● Given information:
=======

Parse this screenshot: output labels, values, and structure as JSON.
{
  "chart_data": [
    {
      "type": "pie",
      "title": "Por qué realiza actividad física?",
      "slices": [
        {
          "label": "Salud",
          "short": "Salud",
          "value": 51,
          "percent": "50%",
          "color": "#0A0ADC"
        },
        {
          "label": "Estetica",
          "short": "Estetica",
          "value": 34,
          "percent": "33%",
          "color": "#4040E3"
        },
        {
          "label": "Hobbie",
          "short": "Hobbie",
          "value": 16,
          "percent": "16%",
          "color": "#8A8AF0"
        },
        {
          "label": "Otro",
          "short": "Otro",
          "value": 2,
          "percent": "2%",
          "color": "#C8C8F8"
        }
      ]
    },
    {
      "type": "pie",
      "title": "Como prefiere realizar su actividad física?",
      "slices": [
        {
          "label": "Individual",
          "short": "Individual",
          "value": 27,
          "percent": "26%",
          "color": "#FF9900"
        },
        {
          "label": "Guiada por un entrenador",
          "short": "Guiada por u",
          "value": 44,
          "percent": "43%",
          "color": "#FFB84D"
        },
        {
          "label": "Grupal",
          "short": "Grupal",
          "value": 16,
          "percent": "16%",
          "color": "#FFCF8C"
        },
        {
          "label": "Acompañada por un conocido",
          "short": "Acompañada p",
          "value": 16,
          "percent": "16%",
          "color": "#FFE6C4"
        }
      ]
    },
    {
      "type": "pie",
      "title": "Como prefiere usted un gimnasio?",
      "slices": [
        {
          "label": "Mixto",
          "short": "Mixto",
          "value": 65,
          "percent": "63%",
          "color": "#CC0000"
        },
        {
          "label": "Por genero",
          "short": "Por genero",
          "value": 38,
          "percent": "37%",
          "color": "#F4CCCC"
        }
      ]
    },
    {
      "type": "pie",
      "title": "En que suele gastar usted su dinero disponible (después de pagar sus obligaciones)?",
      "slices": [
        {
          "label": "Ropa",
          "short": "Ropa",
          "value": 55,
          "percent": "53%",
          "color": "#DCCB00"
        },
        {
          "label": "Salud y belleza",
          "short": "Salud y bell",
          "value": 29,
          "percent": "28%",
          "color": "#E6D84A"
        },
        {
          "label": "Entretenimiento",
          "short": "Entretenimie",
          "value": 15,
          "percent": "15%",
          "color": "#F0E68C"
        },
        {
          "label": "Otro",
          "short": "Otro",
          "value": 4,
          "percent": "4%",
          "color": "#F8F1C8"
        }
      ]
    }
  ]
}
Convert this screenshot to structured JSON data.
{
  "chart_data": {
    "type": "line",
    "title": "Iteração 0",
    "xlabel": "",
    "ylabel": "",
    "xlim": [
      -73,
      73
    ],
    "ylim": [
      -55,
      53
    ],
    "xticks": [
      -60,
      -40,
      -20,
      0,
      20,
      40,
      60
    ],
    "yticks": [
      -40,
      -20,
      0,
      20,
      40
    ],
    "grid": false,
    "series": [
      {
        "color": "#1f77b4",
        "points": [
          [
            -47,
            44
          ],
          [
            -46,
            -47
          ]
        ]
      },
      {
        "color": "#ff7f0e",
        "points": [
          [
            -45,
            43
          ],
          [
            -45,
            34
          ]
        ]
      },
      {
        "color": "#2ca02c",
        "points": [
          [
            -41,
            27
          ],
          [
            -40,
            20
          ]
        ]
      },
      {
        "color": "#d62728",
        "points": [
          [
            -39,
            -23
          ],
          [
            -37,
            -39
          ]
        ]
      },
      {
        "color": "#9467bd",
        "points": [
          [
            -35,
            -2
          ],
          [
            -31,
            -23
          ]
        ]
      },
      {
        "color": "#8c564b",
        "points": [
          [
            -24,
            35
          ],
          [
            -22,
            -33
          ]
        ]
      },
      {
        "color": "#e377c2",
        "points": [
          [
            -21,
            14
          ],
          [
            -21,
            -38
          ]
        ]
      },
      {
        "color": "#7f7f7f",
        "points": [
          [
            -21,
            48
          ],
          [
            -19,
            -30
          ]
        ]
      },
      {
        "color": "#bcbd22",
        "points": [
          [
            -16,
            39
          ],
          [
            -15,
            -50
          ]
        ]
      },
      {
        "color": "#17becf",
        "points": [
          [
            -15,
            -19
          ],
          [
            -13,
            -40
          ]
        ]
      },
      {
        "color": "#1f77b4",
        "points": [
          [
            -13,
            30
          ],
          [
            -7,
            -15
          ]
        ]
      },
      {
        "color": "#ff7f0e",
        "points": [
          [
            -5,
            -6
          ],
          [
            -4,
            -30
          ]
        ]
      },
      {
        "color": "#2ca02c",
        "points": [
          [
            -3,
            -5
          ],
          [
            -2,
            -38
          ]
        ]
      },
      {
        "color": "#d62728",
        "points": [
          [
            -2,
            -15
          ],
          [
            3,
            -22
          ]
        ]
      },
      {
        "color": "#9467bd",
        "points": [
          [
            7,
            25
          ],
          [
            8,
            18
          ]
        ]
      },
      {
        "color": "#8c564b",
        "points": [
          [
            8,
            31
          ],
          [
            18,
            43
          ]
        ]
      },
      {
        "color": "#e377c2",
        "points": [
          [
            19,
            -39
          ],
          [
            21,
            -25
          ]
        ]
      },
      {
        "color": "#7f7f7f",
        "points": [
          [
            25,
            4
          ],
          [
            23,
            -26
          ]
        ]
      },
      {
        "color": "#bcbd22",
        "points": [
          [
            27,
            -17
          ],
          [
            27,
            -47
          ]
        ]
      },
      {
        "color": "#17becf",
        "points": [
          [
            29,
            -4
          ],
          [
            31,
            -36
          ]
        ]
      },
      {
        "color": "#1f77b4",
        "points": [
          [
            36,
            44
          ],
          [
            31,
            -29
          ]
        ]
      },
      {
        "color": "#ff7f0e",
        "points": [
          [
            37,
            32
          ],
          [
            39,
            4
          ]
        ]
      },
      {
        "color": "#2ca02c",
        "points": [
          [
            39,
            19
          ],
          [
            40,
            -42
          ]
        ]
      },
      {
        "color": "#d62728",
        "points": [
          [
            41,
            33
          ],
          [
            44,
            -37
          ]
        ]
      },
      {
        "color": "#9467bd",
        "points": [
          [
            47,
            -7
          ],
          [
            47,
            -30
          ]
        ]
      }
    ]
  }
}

=======

Make an exact copy of every line in the data.

● Written answer:
Parse this screenshot: output labels, values, and structure as JSON.
{
  "chart_data": [
    {
      "type": "pie",
      "title": "Por qué realiza actividad física?",
      "slices": [
        {
          "label": "Salud",
          "short": "Salud",
          "value": 51,
          "percent": "50%",
          "color": "#0A0ADC"
        },
        {
          "label": "Estetica",
          "short": "Estetica",
          "value": 34,
          "percent": "33%",
          "color": "#4040E3"
        },
        {
          "label": "Hobbie",
          "short": "Hobbie",
          "value": 16,
          "percent": "16%",
          "color": "#8A8AF0"
        },
        {
          "label": "Otro",
          "short": "Otro",
          "value": 2,
          "percent": "2%",
          "color": "#C8C8F8"
        }
      ]
    },
    {
      "type": "pie",
      "title": "Como prefiere realizar su actividad física?",
      "slices": [
        {
          "label": "Individual",
          "short": "Individual",
          "value": 27,
          "percent": "26%",
          "color": "#FF9900"
        },
        {
          "label": "Guiada por un entrenador",
          "short": "Guiada por u",
          "value": 44,
          "percent": "43%",
          "color": "#FFB84D"
        },
        {
          "label": "Grupal",
          "short": "Grupal",
          "value": 16,
          "percent": "16%",
          "color": "#FFCF8C"
        },
        {
          "label": "Acompañada por un conocido",
          "short": "Acompañada p",
          "value": 16,
          "percent": "16%",
          "color": "#FFE6C4"
        }
      ]
    },
    {
      "type": "pie",
      "title": "Como prefiere usted un gimnasio?",
      "slices": [
        {
          "label": "Mixto",
          "short": "Mixto",
          "value": 65,
          "percent": "63%",
          "color": "#CC0000"
        },
        {
          "label": "Por genero",
          "short": "Por genero",
          "value": 38,
          "percent": "37%",
          "color": "#F4CCCC"
        }
      ]
    },
    {
      "type": "pie",
      "title": "En que suele gastar usted su dinero disponible (después de pagar sus obligaciones)?",
      "slices": [
        {
          "label": "Ropa",
          "short": "Ropa",
          "value": 55,
          "percent": "53%",
          "color": "#DCCB00"
        },
        {
          "label": "Salud y belleza",
          "short": "Salud y bell",
          "value": 29,
          "percent": "28%",
          "color": "#E6D84A"
        },
        {
          "label": "Entretenimiento",
          "short": "Entretenimie",
          "value": 15,
          "percent": "15%",
          "color": "#F0E68C"
        },
        {
          "label": "Otro",
          "short": "Otro",
          "value": 4,
          "percent": "4%",
          "color": "#F8F1C8"
        }
      ]
    }
  ]
}
Convert this screenshot to structured JSON data.
{
  "chart_data": {
    "type": "line",
    "title": "Iteração 0",
    "xlabel": "",
    "ylabel": "",
    "xlim": [
      -73,
      73
    ],
    "ylim": [
      -55,
      53
    ],
    "xticks": [
      -60,
      -40,
      -20,
      0,
      20,
      40,
      60
    ],
    "yticks": [
      -40,
      -20,
      0,
      20,
      40
    ],
    "grid": false,
    "series": [
      {
        "color": "#1f77b4",
        "points": [
          [
            -47,
            44
          ],
          [
            -46,
            -47
          ]
        ]
      },
      {
        "color": "#ff7f0e",
        "points": [
          [
            -45,
            43
          ],
          [
            -45,
            34
          ]
        ]
      },
      {
        "color": "#2ca02c",
        "points": [
          [
            -41,
            27
          ],
          [
            -40,
            20
          ]
        ]
      },
      {
        "color": "#d62728",
        "points": [
          [
            -39,
            -23
          ],
          [
            -37,
            -39
          ]
        ]
      },
      {
        "color": "#9467bd",
        "points": [
          [
            -35,
            -2
          ],
          [
            -31,
            -23
          ]
        ]
      },
      {
        "color": "#8c564b",
        "points": [
          [
            -24,
            35
          ],
          [
            -22,
            -33
          ]
        ]
      },
      {
        "color": "#e377c2",
        "points": [
          [
            -21,
            14
          ],
          [
            -21,
            -38
          ]
        ]
      },
      {
        "color": "#7f7f7f",
        "points": [
          [
            -21,
            48
          ],
          [
            -19,
            -30
          ]
        ]
      },
      {
        "color": "#bcbd22",
        "points": [
          [
            -16,
            39
          ],
          [
            -15,
            -50
          ]
        ]
      },
      {
        "color": "#17becf",
        "points": [
          [
            -15,
            -19
          ],
          [
            -13,
            -40
          ]
        ]
      },
      {
        "color": "#1f77b4",
        "points": [
          [
            -13,
            30
          ],
          [
            -7,
            -15
          ]
        ]
      },
      {
        "color": "#ff7f0e",
        "points": [
          [
            -5,
            -6
          ],
          [
            -4,
            -30
          ]
        ]
      },
      {
        "color": "#2ca02c",
        "points": [
          [
            -3,
            -5
          ],
          [
            -2,
            -38
          ]
        ]
      },
      {
        "color": "#d62728",
        "points": [
          [
            -2,
            -15
          ],
          [
            3,
            -22
          ]
        ]
      },
      {
        "color": "#9467bd",
        "points": [
          [
            7,
            25
          ],
          [
            8,
            18
          ]
        ]
      },
      {
        "color": "#8c564b",
        "points": [
          [
            8,
            31
          ],
          [
            18,
            43
          ]
        ]
      },
      {
        "color": "#e377c2",
        "points": [
          [
            19,
            -39
          ],
          [
            21,
            -25
          ]
        ]
      },
      {
        "color": "#7f7f7f",
        "points": [
          [
            25,
            4
          ],
          [
            23,
            -26
          ]
        ]
      },
      {
        "color": "#bcbd22",
        "points": [
          [
            27,
            -17
          ],
          [
            27,
            -47
          ]
        ]
      },
      {
        "color": "#17becf",
        "points": [
          [
            29,
            -4
          ],
          [
            31,
            -36
          ]
        ]
      },
      {
        "color": "#1f77b4",
        "points": [
          [
            36,
            44
          ],
          [
            31,
            -29
          ]
        ]
      },
      {
        "color": "#ff7f0e",
        "points": [
          [
            37,
            32
          ],
          [
            39,
            4
          ]
        ]
      },
      {
        "color": "#2ca02c",
        "points": [
          [
            39,
            19
          ],
          [
            40,
            -42
          ]
        ]
      },
      {
        "color": "#d62728",
        "points": [
          [
            41,
            33
          ],
          [
            44,
            -37
          ]
        ]
      },
      {
        "color": "#9467bd",
        "points": [
          [
            47,
            -7
          ],
          [
            47,
            -30
          ]
        ]
      }
    ]
  }
}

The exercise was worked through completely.